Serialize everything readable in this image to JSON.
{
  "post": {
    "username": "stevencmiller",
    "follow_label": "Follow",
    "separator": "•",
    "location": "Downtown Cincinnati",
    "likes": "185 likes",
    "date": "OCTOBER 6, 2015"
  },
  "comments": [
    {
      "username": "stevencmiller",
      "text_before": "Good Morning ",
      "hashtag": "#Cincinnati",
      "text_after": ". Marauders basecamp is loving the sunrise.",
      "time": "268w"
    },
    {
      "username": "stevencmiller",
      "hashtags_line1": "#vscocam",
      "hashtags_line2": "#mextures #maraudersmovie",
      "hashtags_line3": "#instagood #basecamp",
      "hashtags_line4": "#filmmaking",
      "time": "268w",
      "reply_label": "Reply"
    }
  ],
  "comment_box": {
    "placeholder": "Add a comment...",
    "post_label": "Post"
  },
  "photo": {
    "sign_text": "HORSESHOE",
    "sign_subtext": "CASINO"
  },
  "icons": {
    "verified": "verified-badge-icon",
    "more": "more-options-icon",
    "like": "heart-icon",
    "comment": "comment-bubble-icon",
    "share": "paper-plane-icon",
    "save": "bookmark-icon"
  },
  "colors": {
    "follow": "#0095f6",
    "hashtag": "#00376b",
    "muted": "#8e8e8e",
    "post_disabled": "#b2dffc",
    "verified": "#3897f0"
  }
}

# # # # # # #

Identify all lines in the records above with the word "basecamp".

      "text_after": ". Marauders basecamp is loving the sunrise.",
      "hashtags_line3": "#instagood #basecamp",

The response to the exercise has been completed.